Problem ->
The entries below need to be written out exactly, with no pictures included.

>> begin Supplied data

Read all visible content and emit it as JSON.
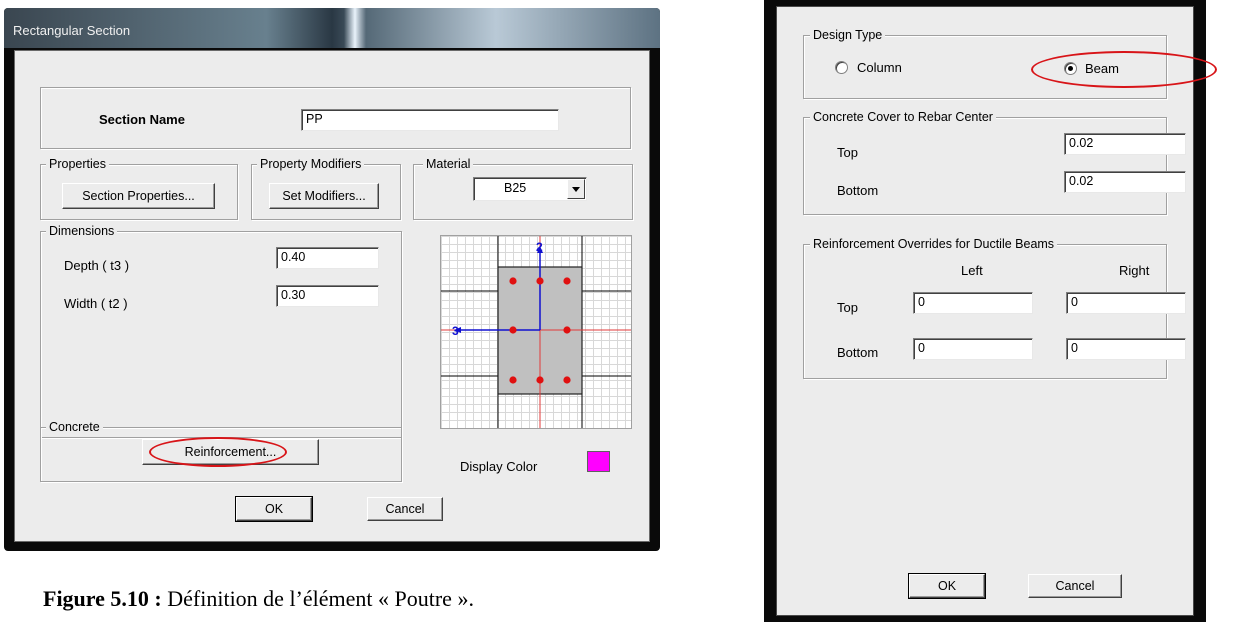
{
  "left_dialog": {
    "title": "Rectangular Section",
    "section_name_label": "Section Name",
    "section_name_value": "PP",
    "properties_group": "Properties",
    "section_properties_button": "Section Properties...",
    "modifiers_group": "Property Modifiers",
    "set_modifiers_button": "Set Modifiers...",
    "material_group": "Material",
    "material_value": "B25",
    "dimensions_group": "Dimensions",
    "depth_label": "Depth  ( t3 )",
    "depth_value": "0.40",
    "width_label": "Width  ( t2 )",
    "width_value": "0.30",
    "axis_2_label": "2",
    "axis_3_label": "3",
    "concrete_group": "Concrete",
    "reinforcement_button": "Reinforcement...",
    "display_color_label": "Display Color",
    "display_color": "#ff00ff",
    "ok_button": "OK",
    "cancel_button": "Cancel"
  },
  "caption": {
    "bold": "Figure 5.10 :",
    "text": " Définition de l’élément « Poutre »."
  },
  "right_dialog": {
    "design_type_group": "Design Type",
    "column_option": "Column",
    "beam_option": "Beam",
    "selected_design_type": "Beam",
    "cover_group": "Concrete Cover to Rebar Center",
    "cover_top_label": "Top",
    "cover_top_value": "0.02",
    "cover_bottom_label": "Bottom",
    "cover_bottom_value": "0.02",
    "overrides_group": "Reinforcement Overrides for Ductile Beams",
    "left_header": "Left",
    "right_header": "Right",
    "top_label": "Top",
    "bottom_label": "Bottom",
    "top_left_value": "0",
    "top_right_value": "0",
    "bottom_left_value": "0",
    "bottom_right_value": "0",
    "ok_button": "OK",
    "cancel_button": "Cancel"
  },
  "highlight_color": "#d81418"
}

>> end Supplied data

Solution to this exercise ->
Read all visible content and emit it as JSON.
{
  "left_dialog": {
    "title": "Rectangular Section",
    "section_name_label": "Section Name",
    "section_name_value": "PP",
    "properties_group": "Properties",
    "section_properties_button": "Section Properties...",
    "modifiers_group": "Property Modifiers",
    "set_modifiers_button": "Set Modifiers...",
    "material_group": "Material",
    "material_value": "B25",
    "dimensions_group": "Dimensions",
    "depth_label": "Depth  ( t3 )",
    "depth_value": "0.40",
    "width_label": "Width  ( t2 )",
    "width_value": "0.30",
    "axis_2_label": "2",
    "axis_3_label": "3",
    "concrete_group": "Concrete",
    "reinforcement_button": "Reinforcement...",
    "display_color_label": "Display Color",
    "display_color": "#ff00ff",
    "ok_button": "OK",
    "cancel_button": "Cancel"
  },
  "caption": {
    "bold": "Figure 5.10 :",
    "text": " Définition de l’élément « Poutre »."
  },
  "right_dialog": {
    "design_type_group": "Design Type",
    "column_option": "Column",
    "beam_option": "Beam",
    "selected_design_type": "Beam",
    "cover_group": "Concrete Cover to Rebar Center",
    "cover_top_label": "Top",
    "cover_top_value": "0.02",
    "cover_bottom_label": "Bottom",
    "cover_bottom_value": "0.02",
    "overrides_group": "Reinforcement Overrides for Ductile Beams",
    "left_header": "Left",
    "right_header": "Right",
    "top_label": "Top",
    "bottom_label": "Bottom",
    "top_left_value": "0",
    "top_right_value": "0",
    "bottom_left_value": "0",
    "bottom_right_value": "0",
    "ok_button": "OK",
    "cancel_button": "Cancel"
  },
  "highlight_color": "#d81418"
}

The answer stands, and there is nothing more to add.